** Start **

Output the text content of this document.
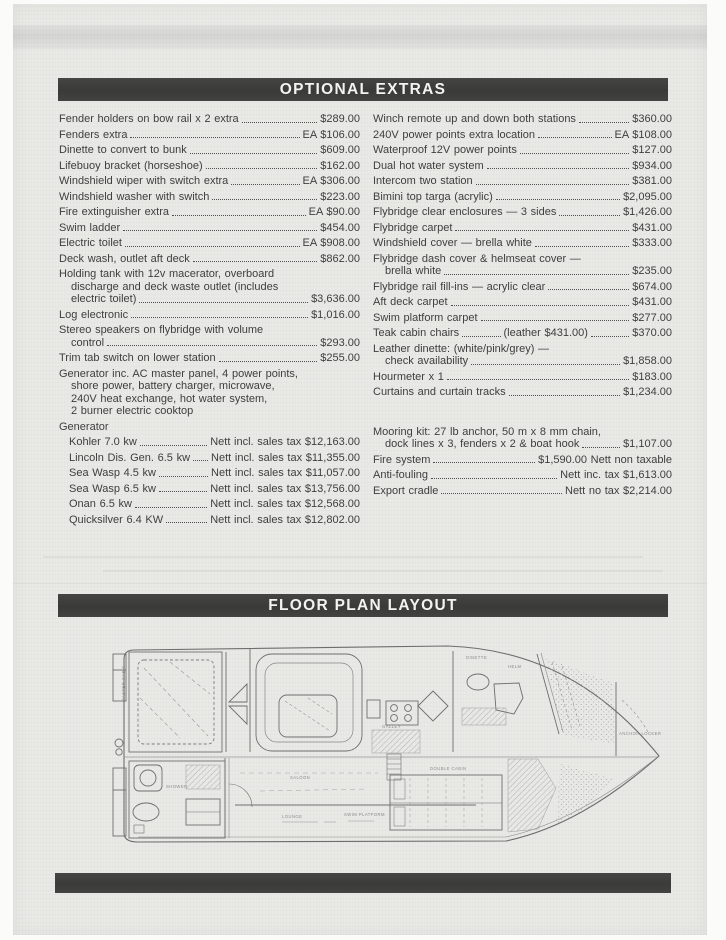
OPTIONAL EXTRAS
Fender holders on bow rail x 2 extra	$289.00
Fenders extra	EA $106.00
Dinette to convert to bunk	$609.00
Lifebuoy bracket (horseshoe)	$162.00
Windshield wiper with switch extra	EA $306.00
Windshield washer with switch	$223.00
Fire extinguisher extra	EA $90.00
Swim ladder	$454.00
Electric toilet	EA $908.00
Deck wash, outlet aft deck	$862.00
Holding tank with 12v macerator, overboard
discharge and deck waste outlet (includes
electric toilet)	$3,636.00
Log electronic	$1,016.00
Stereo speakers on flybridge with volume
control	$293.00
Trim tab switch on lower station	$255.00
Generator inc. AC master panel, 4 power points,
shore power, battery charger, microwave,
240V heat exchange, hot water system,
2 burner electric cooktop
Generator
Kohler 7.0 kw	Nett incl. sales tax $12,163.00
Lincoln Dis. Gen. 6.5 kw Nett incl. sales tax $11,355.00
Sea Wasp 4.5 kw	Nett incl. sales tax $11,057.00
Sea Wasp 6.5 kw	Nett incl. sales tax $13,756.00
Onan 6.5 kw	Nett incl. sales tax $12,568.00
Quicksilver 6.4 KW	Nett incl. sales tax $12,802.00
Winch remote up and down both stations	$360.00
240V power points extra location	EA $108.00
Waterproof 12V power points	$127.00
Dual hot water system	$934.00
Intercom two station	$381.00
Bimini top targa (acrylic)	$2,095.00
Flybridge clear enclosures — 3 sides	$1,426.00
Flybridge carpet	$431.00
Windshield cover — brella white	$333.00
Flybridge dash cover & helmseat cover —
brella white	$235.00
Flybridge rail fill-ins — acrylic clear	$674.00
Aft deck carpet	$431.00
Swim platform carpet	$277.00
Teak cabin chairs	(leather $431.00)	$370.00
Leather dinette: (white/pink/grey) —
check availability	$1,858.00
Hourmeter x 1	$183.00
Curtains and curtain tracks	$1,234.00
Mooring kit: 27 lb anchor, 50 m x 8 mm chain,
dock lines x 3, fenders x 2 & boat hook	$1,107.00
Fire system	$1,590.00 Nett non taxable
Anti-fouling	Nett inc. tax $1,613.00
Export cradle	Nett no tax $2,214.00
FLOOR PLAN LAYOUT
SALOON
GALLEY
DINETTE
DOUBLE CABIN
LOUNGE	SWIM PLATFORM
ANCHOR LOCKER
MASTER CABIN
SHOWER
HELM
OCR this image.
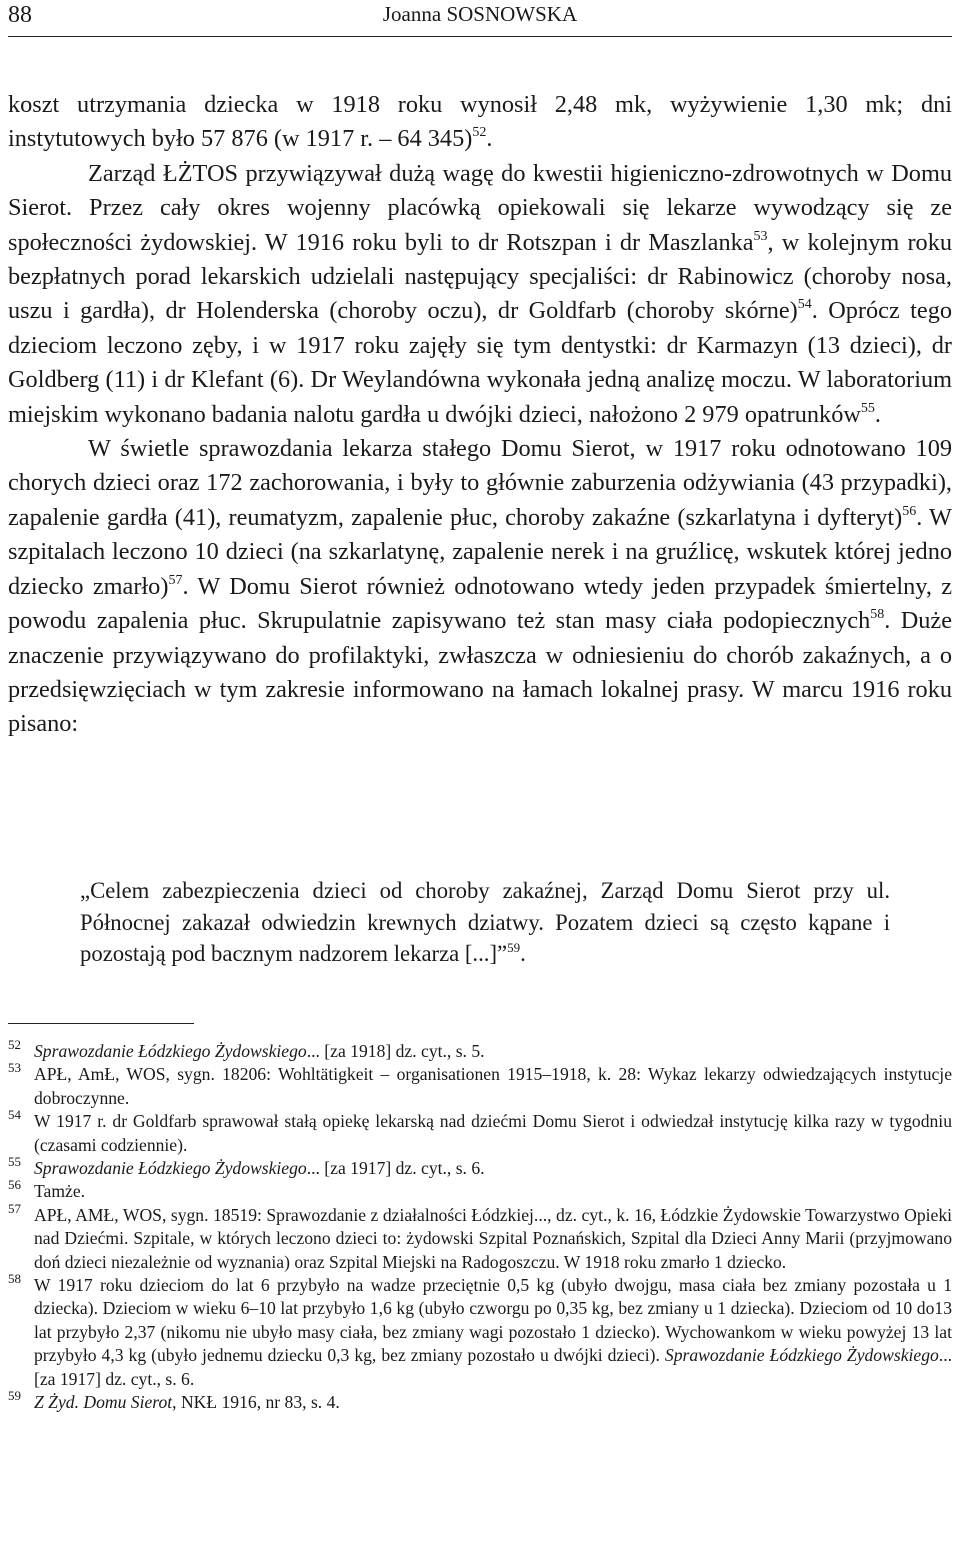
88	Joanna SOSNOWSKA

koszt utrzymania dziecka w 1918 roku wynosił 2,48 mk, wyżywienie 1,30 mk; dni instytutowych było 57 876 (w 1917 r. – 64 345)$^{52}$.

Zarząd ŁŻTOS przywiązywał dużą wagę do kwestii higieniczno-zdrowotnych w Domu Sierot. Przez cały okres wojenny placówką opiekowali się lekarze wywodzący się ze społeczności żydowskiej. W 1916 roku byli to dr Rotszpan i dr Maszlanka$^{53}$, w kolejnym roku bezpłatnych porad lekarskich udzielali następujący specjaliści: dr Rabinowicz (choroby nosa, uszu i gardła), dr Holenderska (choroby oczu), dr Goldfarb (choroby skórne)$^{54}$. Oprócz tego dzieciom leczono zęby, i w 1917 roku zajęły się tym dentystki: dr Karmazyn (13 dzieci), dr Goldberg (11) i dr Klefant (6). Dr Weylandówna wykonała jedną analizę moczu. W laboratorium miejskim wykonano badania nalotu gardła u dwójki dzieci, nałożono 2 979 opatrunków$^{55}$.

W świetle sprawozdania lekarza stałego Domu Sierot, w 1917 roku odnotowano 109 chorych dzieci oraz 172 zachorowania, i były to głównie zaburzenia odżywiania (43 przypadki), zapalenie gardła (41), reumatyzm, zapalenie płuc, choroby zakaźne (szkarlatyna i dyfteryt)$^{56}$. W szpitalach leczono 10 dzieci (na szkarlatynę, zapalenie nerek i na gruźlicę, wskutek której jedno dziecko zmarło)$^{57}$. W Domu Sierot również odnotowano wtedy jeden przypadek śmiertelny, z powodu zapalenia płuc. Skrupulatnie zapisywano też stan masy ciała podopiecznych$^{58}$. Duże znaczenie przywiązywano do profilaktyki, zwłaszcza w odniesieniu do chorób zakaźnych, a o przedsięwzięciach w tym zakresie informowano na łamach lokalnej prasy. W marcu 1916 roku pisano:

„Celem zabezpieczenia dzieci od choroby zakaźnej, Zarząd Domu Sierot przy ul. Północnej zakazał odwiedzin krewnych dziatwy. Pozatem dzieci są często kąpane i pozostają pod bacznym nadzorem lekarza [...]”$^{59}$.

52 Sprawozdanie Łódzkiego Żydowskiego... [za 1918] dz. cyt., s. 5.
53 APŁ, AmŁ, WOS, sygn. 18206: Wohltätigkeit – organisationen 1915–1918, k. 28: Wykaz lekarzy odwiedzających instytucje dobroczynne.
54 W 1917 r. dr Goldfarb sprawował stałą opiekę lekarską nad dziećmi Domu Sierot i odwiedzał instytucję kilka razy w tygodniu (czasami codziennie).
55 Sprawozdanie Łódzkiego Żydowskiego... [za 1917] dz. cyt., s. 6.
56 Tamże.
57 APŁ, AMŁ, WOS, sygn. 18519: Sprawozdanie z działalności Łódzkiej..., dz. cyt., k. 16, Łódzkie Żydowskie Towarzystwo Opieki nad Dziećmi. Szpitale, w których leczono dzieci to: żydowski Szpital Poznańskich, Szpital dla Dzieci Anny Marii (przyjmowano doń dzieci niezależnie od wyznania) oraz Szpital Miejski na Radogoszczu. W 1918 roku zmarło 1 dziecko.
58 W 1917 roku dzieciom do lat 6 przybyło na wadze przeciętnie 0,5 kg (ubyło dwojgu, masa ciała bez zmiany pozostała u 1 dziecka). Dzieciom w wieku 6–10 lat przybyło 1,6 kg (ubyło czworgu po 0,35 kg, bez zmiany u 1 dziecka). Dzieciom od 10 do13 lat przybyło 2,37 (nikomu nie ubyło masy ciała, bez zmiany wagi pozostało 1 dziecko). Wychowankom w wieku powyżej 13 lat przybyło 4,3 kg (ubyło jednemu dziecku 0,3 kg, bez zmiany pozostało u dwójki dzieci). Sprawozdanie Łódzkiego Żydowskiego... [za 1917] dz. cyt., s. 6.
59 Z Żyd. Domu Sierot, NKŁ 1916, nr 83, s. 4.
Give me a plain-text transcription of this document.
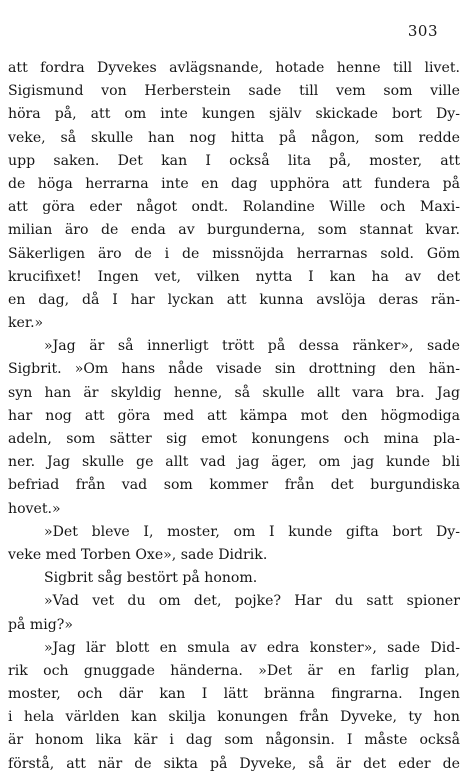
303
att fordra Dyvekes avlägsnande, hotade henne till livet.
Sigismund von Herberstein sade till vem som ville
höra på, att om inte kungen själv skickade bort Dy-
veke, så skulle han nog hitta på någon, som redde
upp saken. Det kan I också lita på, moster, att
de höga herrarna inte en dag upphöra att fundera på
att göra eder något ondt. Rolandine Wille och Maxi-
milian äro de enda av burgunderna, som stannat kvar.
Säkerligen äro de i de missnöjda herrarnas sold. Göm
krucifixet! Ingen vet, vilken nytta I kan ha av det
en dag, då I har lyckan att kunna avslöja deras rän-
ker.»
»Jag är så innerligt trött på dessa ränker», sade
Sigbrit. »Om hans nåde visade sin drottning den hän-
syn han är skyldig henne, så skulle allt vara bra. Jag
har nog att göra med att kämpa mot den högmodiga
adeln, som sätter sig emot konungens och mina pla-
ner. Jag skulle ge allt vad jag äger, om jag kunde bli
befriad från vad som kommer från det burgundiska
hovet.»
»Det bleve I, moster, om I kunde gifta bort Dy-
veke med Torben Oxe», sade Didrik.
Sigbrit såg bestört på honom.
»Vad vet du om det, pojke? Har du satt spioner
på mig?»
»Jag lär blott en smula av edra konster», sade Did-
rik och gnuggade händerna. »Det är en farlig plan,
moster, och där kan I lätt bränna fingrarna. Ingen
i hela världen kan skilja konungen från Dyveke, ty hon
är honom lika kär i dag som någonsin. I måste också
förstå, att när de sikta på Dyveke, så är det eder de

** End **

Search the data above for the string "allt" and copy each line that has it.

syn han är skyldig henne, så skulle allt vara bra. Jag
ner. Jag skulle ge allt vad jag äger, om jag kunde bli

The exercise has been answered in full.